• EXERCISE REQUIREMENTS:
Copy each line below exactly and leave the pictures out.

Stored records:
..........

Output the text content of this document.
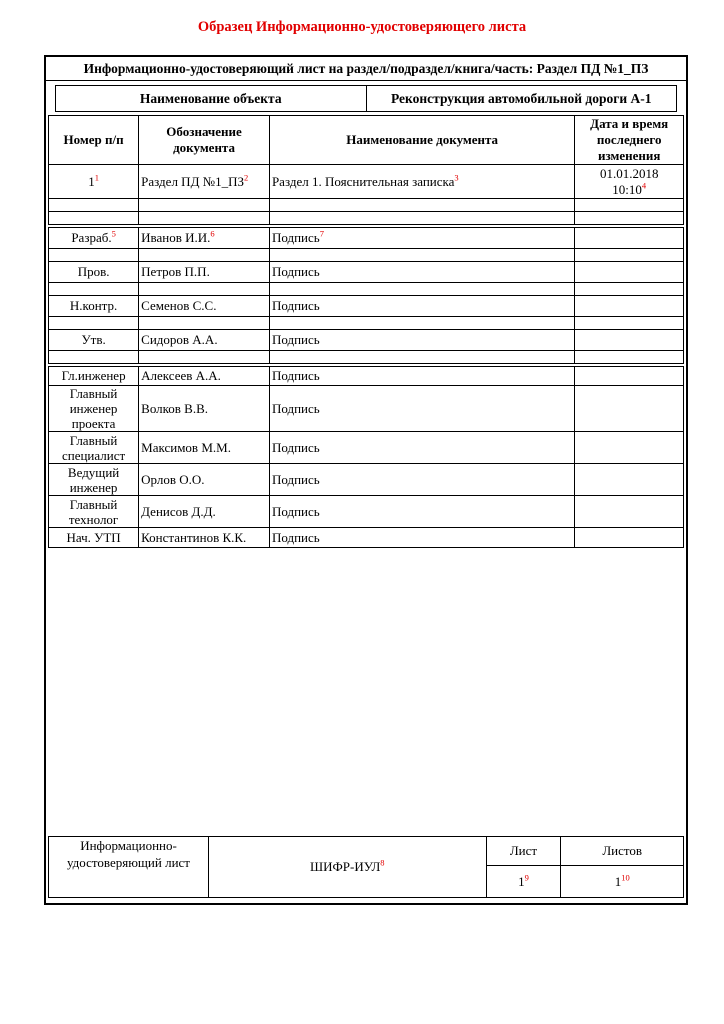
Образец Информационно-удостоверяющего листа
Информационно-удостоверяющий лист на раздел/подраздел/книга/часть: Раздел ПД №1_ПЗ
Наименование объекта	Реконструкция автомобильной дороги А-1
Номер п/п	Обозначение документа	Наименование документа	Дата и время последнего изменения
1$^1$	Раздел ПД №1_ПЗ$^2$	Раздел 1. Пояснительная записка$^3$	01.01.2018
10:10$^4$

Разраб.$^5$	Иванов И.И.$^6$	Подпись$^7$	

Пров.	Петров П.П.	Подпись	

Н.контр.	Семенов С.С.	Подпись	

Утв.	Сидоров А.А.	Подпись	

Гл.инженер	Алексеев А.А.	Подпись	
Главный инженер проекта	Волков В.В.	Подпись	
Главный специалист	Максимов М.М.	Подпись	
Ведущий инженер	Орлов О.О.	Подпись	
Главный технолог	Денисов Д.Д.	Подпись	
Нач. УТП	Константинов К.К.	Подпись	
Информационно-
удостоверяющий лист	ШИФР-ИУЛ$^8$	Лист	Листов
		1$^9$	1$^{10}$
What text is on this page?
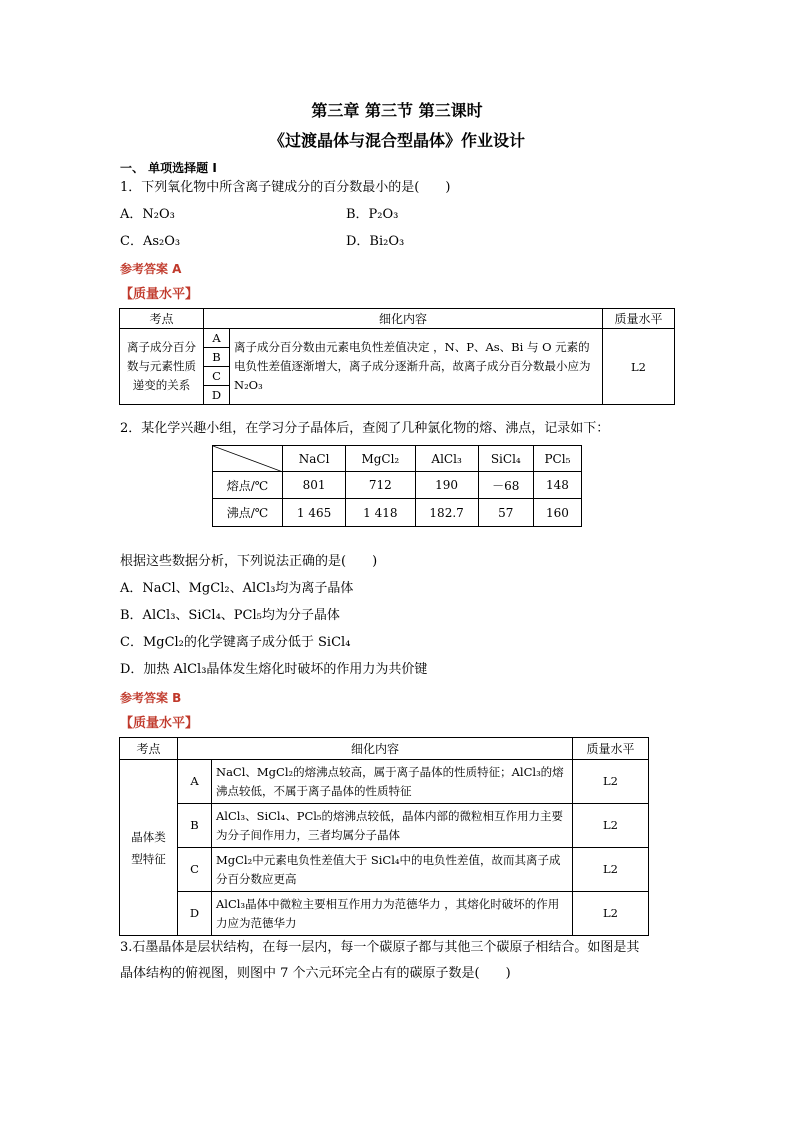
第三章 第三节 第三课时
《过渡晶体与混合型晶体》作业设计
一、 单项选择题 I
1．下列氧化物中所含离子键成分的百分数最小的是(　　)
A．N₂O₃	B．P₂O₃
C．As₂O₃	D．Bi₂O₃
参考答案 A
【质量水平】
考点	细化内容		质量水平
离子成分百分数与元素性质递变的关系	A	离子成分百分数由元素电负性差值决定 ，N、P、As、Bi 与 O 元素的电负性差值逐渐增大，离子成分逐渐升高，故离子成分百分数最小应为 N₂O₃	L2
	B		
	C		
	D		
2．某化学兴趣小组，在学习分子晶体后，查阅了几种氯化物的熔、沸点，记录如下：
	NaCl	MgCl₂	AlCl₃	SiCl₄	PCl₅
熔点/℃	801	712	190	－68	148
沸点/℃	1 465	1 418	182.7	57	160
根据这些数据分析，下列说法正确的是(　　)
A．NaCl、MgCl₂、AlCl₃均为离子晶体
B．AlCl₃、SiCl₄、PCl₅均为分子晶体
C．MgCl₂的化学键离子成分低于 SiCl₄
D．加热 AlCl₃晶体发生熔化时破坏的作用力为共价键
参考答案 B
【质量水平】
考点	细化内容		质量水平
晶体类型特征	A	NaCl、MgCl₂的熔沸点较高，属于离子晶体的性质特征；AlCl₃的熔沸点较低，不属于离子晶体的性质特征	L2
	B	AlCl₃、SiCl₄、PCl₅的熔沸点较低，晶体内部的微粒相互作用力主要为分子间作用力，三者均属分子晶体	L2
	C	MgCl₂中元素电负性差值大于 SiCl₄中的电负性差值，故而其离子成分百分数应更高	L2
	D	AlCl₃晶体中微粒主要相互作用力为范德华力 ，其熔化时破坏的作用力应为范德华力	L2
3.石墨晶体是层状结构，在每一层内，每一个碳原子都与其他三个碳原子相结合。如图是其
晶体结构的俯视图，则图中 7 个六元环完全占有的碳原子数是(　　)
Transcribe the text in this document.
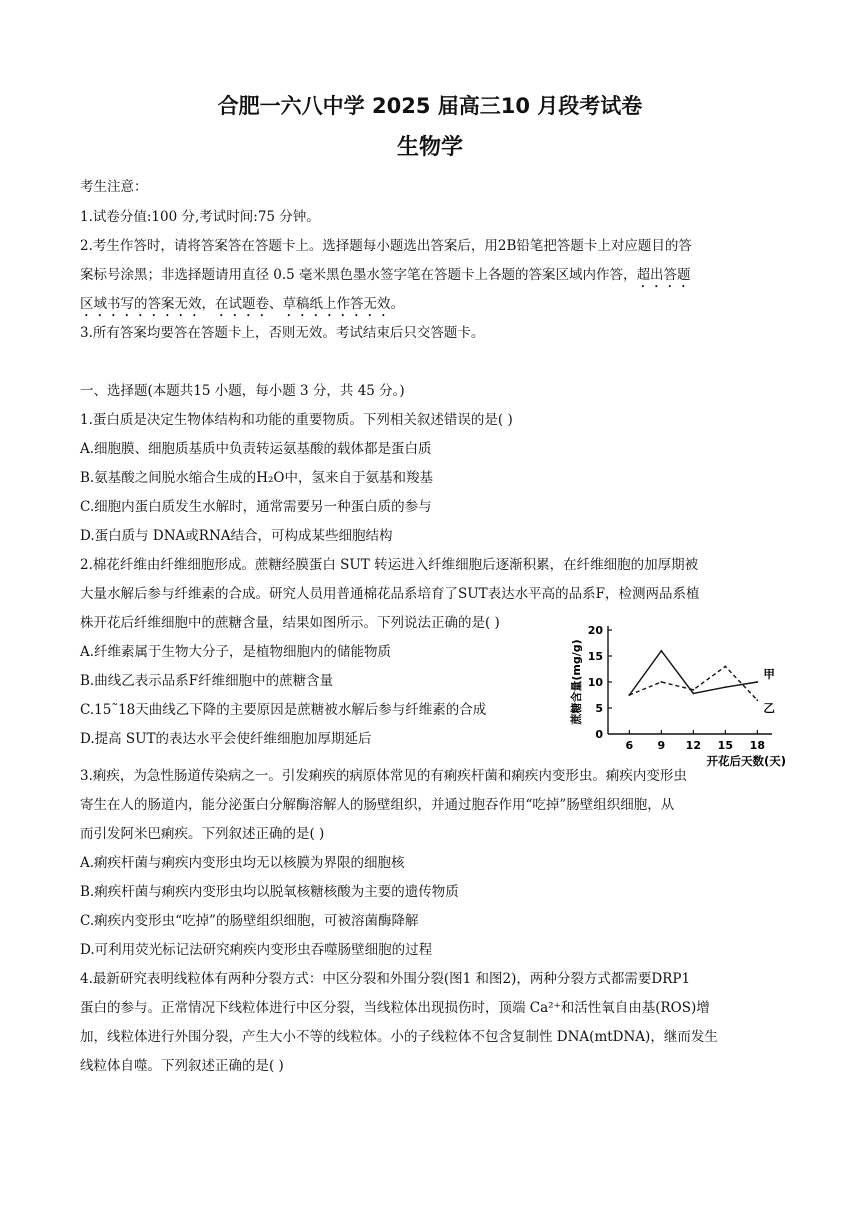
合肥一六八中学 2025 届高三10 月段考试卷
生物学
考生注意：
1.试卷分值:100 分,考试时间:75 分钟。
2.考生作答时，请将答案答在答题卡上。选择题每小题选出答案后，用2B铅笔把答题卡上对应题目的答
案标号涂黑；非选择题请用直径 0.5 毫米黑色墨水签字笔在答题卡上各题的答案区域内作答，超出答题
区域书写的答案无效，在试题卷、草稿纸上作答无效。
3.所有答案均要答在答题卡上，否则无效。考试结束后只交答题卡。
一、选择题(本题共15 小题，每小题 3 分，共 45 分。)
1.蛋白质是决定生物体结构和功能的重要物质。下列相关叙述错误的是( )
A.细胞膜、细胞质基质中负责转运氨基酸的载体都是蛋白质
B.氨基酸之间脱水缩合生成的H₂O中，氢来自于氨基和羧基
C.细胞内蛋白质发生水解时，通常需要另一种蛋白质的参与
D.蛋白质与 DNA或RNA结合，可构成某些细胞结构
2.棉花纤维由纤维细胞形成。蔗糖经膜蛋白 SUT 转运进入纤维细胞后逐渐积累，在纤维细胞的加厚期被
大量水解后参与纤维素的合成。研究人员用普通棉花品系培育了SUT表达水平高的品系F，检测两品系植
株开花后纤维细胞中的蔗糖含量，结果如图所示。下列说法正确的是( )
A.纤维素属于生物大分子，是植物细胞内的储能物质
B.曲线乙表示品系F纤维细胞中的蔗糖含量
C.15˜18天曲线乙下降的主要原因是蔗糖被水解后参与纤维素的合成
D.提高 SUT的表达水平会使纤维细胞加厚期延后	0
5
10
15
20
6 9 12 15 18
开花后天数(天)
蔗糖含量(mg/g)	甲
乙
3.痢疾，为急性肠道传染病之一。引发痢疾的病原体常见的有痢疾杆菌和痢疾内变形虫。痢疾内变形虫
寄生在人的肠道内，能分泌蛋白分解酶溶解人的肠壁组织，并通过胞吞作用“吃掉”肠壁组织细胞，从
而引发阿米巴痢疾。下列叙述正确的是( )
A.痢疾杆菌与痢疾内变形虫均无以核膜为界限的细胞核
B.痢疾杆菌与痢疾内变形虫均以脱氧核糖核酸为主要的遗传物质
C.痢疾内变形虫“吃掉”的肠壁组织细胞，可被溶菌酶降解
D.可利用荧光标记法研究痢疾内变形虫吞噬肠壁细胞的过程
4.最新研究表明线粒体有两种分裂方式：中区分裂和外围分裂(图1 和图2)，两种分裂方式都需要DRP1
蛋白的参与。正常情况下线粒体进行中区分裂，当线粒体出现损伤时，顶端 Ca²⁺和活性氧自由基(ROS)增
加，线粒体进行外围分裂，产生大小不等的线粒体。小的子线粒体不包含复制性 DNA(mtDNA)，继而发生
线粒体自噬。下列叙述正确的是( )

..........

• OUTPUT BELOW:
Output the text content of this document.
Образец Информационно-удостоверяющего листа
Информационно-удостоверяющий лист на раздел/подраздел/книга/часть: Раздел ПД №1_ПЗ
Наименование объекта	Реконструкция автомобильной дороги А-1
Номер п/п	Обозначение документа	Наименование документа	Дата и время последнего изменения
1$^1$	Раздел ПД №1_ПЗ$^2$	Раздел 1. Пояснительная записка$^3$	01.01.2018
10:10$^4$

Разраб.$^5$	Иванов И.И.$^6$	Подпись$^7$	

Пров.	Петров П.П.	Подпись	

Н.контр.	Семенов С.С.	Подпись	

Утв.	Сидоров А.А.	Подпись	

Гл.инженер	Алексеев А.А.	Подпись	
Главный инженер проекта	Волков В.В.	Подпись	
Главный специалист	Максимов М.М.	Подпись	
Ведущий инженер	Орлов О.О.	Подпись	
Главный технолог	Денисов Д.Д.	Подпись	
Нач. УТП	Константинов К.К.	Подпись	
Информационно-
удостоверяющий лист	ШИФР-ИУЛ$^8$	Лист	Листов
		1$^9$	1$^{10}$
What text is on this page?
第三章 第三节 第三课时
《过渡晶体与混合型晶体》作业设计
一、 单项选择题 I
1．下列氧化物中所含离子键成分的百分数最小的是(　　)
A．N₂O₃	B．P₂O₃
C．As₂O₃	D．Bi₂O₃
参考答案 A
【质量水平】
考点	细化内容		质量水平
离子成分百分数与元素性质递变的关系	A	离子成分百分数由元素电负性差值决定 ，N、P、As、Bi 与 O 元素的电负性差值逐渐增大，离子成分逐渐升高，故离子成分百分数最小应为 N₂O₃	L2
	B		
	C		
	D		
2．某化学兴趣小组，在学习分子晶体后，查阅了几种氯化物的熔、沸点，记录如下：
	NaCl	MgCl₂	AlCl₃	SiCl₄	PCl₅
熔点/℃	801	712	190	－68	148
沸点/℃	1 465	1 418	182.7	57	160
根据这些数据分析，下列说法正确的是(　　)
A．NaCl、MgCl₂、AlCl₃均为离子晶体
B．AlCl₃、SiCl₄、PCl₅均为分子晶体
C．MgCl₂的化学键离子成分低于 SiCl₄
D．加热 AlCl₃晶体发生熔化时破坏的作用力为共价键
参考答案 B
【质量水平】
考点	细化内容		质量水平
晶体类型特征	A	NaCl、MgCl₂的熔沸点较高，属于离子晶体的性质特征；AlCl₃的熔沸点较低，不属于离子晶体的性质特征	L2
	B	AlCl₃、SiCl₄、PCl₅的熔沸点较低，晶体内部的微粒相互作用力主要为分子间作用力，三者均属分子晶体	L2
	C	MgCl₂中元素电负性差值大于 SiCl₄中的电负性差值，故而其离子成分百分数应更高	L2
	D	AlCl₃晶体中微粒主要相互作用力为范德华力 ，其熔化时破坏的作用力应为范德华力	L2
3.石墨晶体是层状结构，在每一层内，每一个碳原子都与其他三个碳原子相结合。如图是其
晶体结构的俯视图，则图中 7 个六元环完全占有的碳原子数是(　　)
Transcribe the text in this document.
合肥一六八中学 2025 届高三10 月段考试卷
生物学
考生注意：
1.试卷分值:100 分,考试时间:75 分钟。
2.考生作答时，请将答案答在答题卡上。选择题每小题选出答案后，用2B铅笔把答题卡上对应题目的答
案标号涂黑；非选择题请用直径 0.5 毫米黑色墨水签字笔在答题卡上各题的答案区域内作答，超出答题
区域书写的答案无效，在试题卷、草稿纸上作答无效。
3.所有答案均要答在答题卡上，否则无效。考试结束后只交答题卡。
一、选择题(本题共15 小题，每小题 3 分，共 45 分。)
1.蛋白质是决定生物体结构和功能的重要物质。下列相关叙述错误的是( )
A.细胞膜、细胞质基质中负责转运氨基酸的载体都是蛋白质
B.氨基酸之间脱水缩合生成的H₂O中，氢来自于氨基和羧基
C.细胞内蛋白质发生水解时，通常需要另一种蛋白质的参与
D.蛋白质与 DNA或RNA结合，可构成某些细胞结构
2.棉花纤维由纤维细胞形成。蔗糖经膜蛋白 SUT 转运进入纤维细胞后逐渐积累，在纤维细胞的加厚期被
大量水解后参与纤维素的合成。研究人员用普通棉花品系培育了SUT表达水平高的品系F，检测两品系植
株开花后纤维细胞中的蔗糖含量，结果如图所示。下列说法正确的是( )
A.纤维素属于生物大分子，是植物细胞内的储能物质
B.曲线乙表示品系F纤维细胞中的蔗糖含量
C.15˜18天曲线乙下降的主要原因是蔗糖被水解后参与纤维素的合成
D.提高 SUT的表达水平会使纤维细胞加厚期延后	0
5
10
15
20
6 9 12 15 18
开花后天数(天)
蔗糖含量(mg/g)	甲
乙
3.痢疾，为急性肠道传染病之一。引发痢疾的病原体常见的有痢疾杆菌和痢疾内变形虫。痢疾内变形虫
寄生在人的肠道内，能分泌蛋白分解酶溶解人的肠壁组织，并通过胞吞作用“吃掉”肠壁组织细胞，从
而引发阿米巴痢疾。下列叙述正确的是( )
A.痢疾杆菌与痢疾内变形虫均无以核膜为界限的细胞核
B.痢疾杆菌与痢疾内变形虫均以脱氧核糖核酸为主要的遗传物质
C.痢疾内变形虫“吃掉”的肠壁组织细胞，可被溶菌酶降解
D.可利用荧光标记法研究痢疾内变形虫吞噬肠壁细胞的过程
4.最新研究表明线粒体有两种分裂方式：中区分裂和外围分裂(图1 和图2)，两种分裂方式都需要DRP1
蛋白的参与。正常情况下线粒体进行中区分裂，当线粒体出现损伤时，顶端 Ca²⁺和活性氧自由基(ROS)增
加，线粒体进行外围分裂，产生大小不等的线粒体。小的子线粒体不包含复制性 DNA(mtDNA)，继而发生
线粒体自噬。下列叙述正确的是( )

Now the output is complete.